What you will do: Where a line holds the string "Terrier", return that line.

Exercise input:
════════
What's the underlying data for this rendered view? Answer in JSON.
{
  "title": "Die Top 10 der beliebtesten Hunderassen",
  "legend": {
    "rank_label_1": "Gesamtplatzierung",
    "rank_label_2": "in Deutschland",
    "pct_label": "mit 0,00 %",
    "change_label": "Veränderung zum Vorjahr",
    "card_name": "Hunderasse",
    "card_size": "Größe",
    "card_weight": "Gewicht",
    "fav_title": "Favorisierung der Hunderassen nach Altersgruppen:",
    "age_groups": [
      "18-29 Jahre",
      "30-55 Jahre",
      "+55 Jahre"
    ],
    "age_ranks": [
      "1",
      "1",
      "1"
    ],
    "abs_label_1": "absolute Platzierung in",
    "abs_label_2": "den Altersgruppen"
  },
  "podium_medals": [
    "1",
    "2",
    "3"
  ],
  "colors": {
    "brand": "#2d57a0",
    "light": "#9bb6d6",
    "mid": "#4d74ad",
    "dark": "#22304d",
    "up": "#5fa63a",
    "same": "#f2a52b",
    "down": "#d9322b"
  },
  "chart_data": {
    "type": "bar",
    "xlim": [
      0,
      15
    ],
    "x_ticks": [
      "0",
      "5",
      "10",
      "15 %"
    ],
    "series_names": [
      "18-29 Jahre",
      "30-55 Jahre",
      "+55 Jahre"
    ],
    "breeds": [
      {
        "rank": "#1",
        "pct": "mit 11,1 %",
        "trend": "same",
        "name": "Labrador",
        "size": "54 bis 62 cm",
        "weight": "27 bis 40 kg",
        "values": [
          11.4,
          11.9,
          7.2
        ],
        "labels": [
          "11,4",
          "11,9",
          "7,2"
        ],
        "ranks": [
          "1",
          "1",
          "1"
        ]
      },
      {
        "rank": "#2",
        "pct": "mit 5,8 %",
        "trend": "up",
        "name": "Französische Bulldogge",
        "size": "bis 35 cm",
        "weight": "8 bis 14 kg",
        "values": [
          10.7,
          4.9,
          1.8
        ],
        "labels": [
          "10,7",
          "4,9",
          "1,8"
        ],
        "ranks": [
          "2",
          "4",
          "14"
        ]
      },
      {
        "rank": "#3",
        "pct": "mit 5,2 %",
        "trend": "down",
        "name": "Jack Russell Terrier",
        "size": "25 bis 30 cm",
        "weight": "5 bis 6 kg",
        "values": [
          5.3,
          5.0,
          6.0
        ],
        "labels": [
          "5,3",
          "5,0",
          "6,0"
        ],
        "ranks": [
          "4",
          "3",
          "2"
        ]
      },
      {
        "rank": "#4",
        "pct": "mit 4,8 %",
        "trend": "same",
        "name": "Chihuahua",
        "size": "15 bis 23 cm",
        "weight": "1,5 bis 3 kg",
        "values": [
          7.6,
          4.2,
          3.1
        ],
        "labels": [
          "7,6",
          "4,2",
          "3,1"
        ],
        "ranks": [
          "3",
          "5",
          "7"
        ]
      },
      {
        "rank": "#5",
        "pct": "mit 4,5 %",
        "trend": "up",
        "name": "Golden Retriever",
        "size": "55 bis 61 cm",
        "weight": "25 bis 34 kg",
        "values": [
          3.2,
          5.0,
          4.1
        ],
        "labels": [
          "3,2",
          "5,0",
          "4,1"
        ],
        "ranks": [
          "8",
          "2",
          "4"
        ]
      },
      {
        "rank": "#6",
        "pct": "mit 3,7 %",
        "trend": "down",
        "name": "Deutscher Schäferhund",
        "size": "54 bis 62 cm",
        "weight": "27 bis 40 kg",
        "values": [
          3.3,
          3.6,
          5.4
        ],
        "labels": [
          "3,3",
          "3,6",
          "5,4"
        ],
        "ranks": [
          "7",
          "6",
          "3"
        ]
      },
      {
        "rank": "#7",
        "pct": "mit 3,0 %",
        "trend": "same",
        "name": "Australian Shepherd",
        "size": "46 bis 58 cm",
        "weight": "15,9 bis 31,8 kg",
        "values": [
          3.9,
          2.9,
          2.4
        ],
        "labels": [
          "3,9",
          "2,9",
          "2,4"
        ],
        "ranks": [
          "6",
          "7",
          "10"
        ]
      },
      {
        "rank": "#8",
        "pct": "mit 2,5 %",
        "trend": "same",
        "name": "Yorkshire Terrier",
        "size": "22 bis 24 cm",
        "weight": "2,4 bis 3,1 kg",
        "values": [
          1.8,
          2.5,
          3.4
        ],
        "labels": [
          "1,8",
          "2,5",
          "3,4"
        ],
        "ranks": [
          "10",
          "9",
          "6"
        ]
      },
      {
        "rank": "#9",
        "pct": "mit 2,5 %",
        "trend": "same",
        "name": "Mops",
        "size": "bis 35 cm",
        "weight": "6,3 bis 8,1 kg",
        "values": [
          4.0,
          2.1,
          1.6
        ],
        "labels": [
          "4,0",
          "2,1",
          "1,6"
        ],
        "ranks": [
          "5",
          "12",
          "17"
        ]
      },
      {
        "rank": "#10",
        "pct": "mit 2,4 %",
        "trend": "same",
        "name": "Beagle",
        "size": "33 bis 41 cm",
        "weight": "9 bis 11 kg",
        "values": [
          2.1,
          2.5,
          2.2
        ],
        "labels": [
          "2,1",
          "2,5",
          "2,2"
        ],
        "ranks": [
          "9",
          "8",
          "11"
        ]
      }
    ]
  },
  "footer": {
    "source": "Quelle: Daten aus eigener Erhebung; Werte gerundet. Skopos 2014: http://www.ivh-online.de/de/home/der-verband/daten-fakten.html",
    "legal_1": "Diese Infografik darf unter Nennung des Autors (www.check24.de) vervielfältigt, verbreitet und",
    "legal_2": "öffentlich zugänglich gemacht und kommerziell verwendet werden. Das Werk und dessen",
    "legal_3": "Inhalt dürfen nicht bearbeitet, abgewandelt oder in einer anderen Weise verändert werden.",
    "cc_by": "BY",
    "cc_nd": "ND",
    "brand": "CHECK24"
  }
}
════════
Complete response:
        "name": "Jack Russell Terrier",
        "name": "Yorkshire Terrier",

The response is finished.